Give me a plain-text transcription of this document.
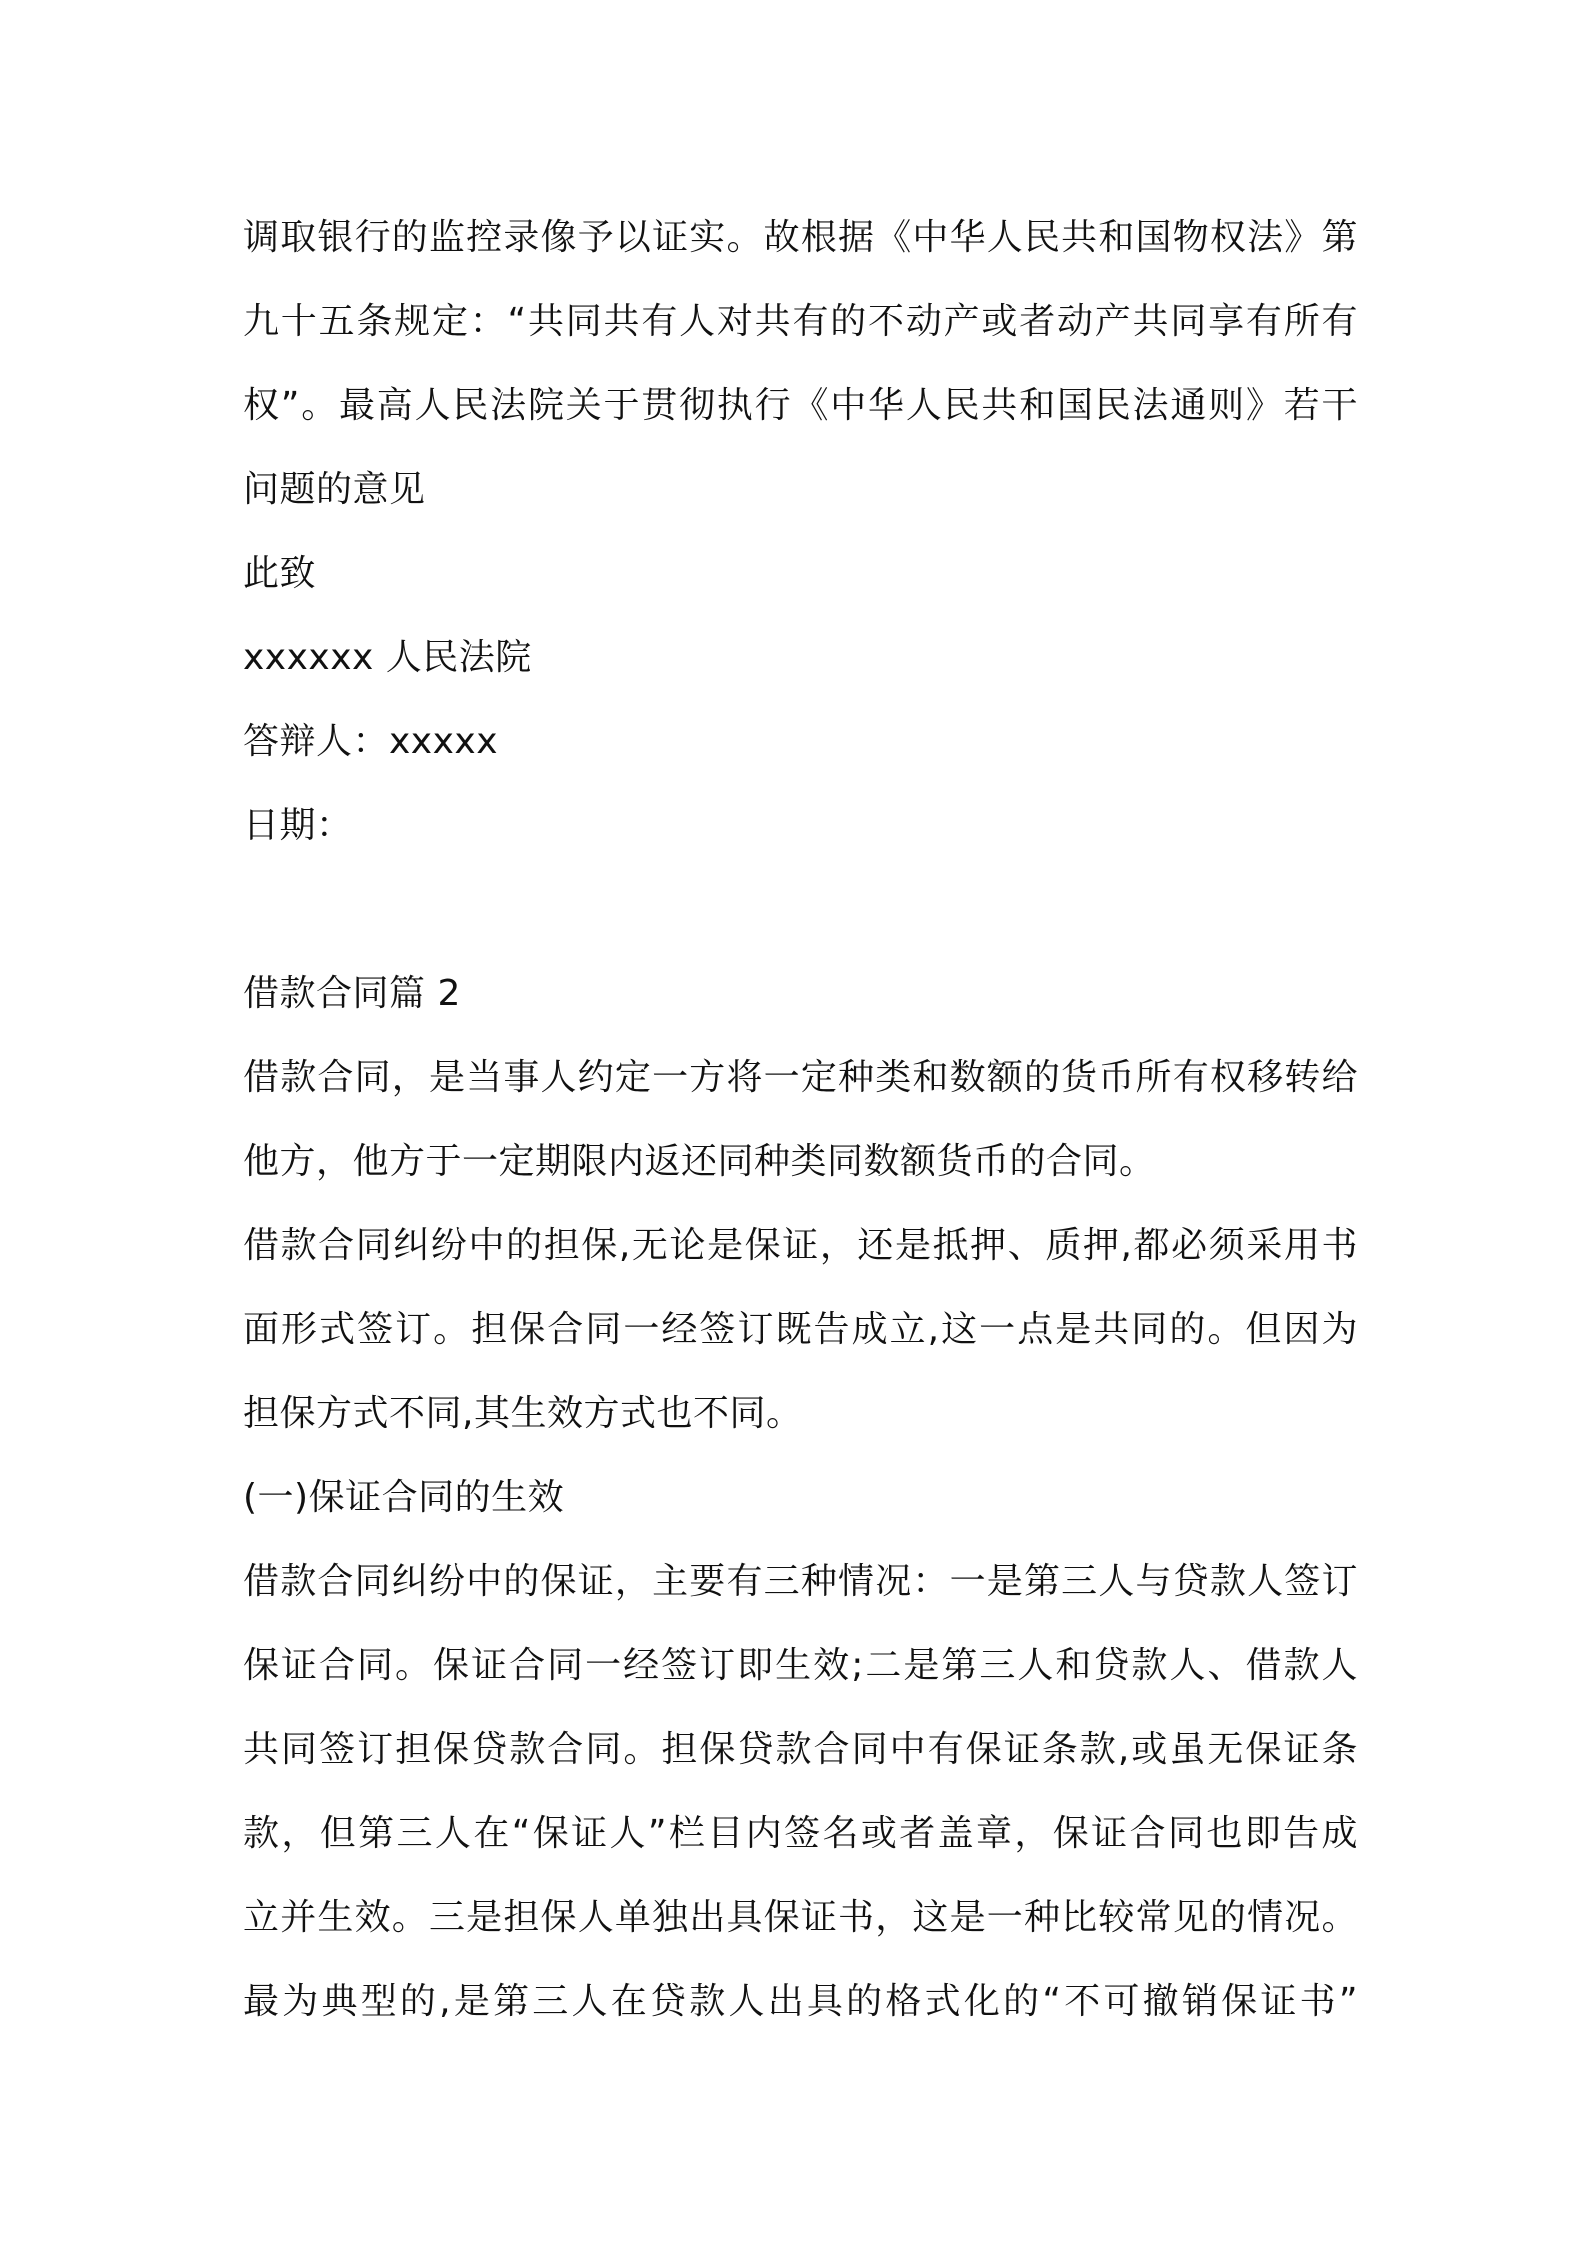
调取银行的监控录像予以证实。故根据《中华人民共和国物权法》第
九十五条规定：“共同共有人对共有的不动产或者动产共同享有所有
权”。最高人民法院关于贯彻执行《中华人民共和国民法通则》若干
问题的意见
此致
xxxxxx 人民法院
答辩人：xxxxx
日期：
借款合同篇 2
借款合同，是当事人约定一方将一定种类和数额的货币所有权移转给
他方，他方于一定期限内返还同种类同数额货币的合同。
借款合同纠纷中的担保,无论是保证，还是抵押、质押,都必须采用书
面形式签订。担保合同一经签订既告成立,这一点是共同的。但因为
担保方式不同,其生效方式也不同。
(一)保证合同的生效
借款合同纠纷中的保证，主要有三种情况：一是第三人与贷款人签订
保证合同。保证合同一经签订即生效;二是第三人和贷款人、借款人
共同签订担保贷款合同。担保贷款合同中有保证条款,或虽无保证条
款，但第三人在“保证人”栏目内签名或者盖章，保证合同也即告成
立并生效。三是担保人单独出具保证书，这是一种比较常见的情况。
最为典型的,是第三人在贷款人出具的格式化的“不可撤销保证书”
━━━━━━━━
● **Work to complete**: Retype all entries exactly as they appear, dropping the images.

● **Result below**:
Give me a plain-text transcription of this document.
调取银行的监控录像予以证实。故根据《中华人民共和国物权法》第
九十五条规定：“共同共有人对共有的不动产或者动产共同享有所有
权”。最高人民法院关于贯彻执行《中华人民共和国民法通则》若干
问题的意见
此致
xxxxxx 人民法院
答辩人：xxxxx
日期：
借款合同篇 2
借款合同，是当事人约定一方将一定种类和数额的货币所有权移转给
他方，他方于一定期限内返还同种类同数额货币的合同。
借款合同纠纷中的担保,无论是保证，还是抵押、质押,都必须采用书
面形式签订。担保合同一经签订既告成立,这一点是共同的。但因为
担保方式不同,其生效方式也不同。
(一)保证合同的生效
借款合同纠纷中的保证，主要有三种情况：一是第三人与贷款人签订
保证合同。保证合同一经签订即生效;二是第三人和贷款人、借款人
共同签订担保贷款合同。担保贷款合同中有保证条款,或虽无保证条
款，但第三人在“保证人”栏目内签名或者盖章，保证合同也即告成
立并生效。三是担保人单独出具保证书，这是一种比较常见的情况。
最为典型的,是第三人在贷款人出具的格式化的“不可撤销保证书”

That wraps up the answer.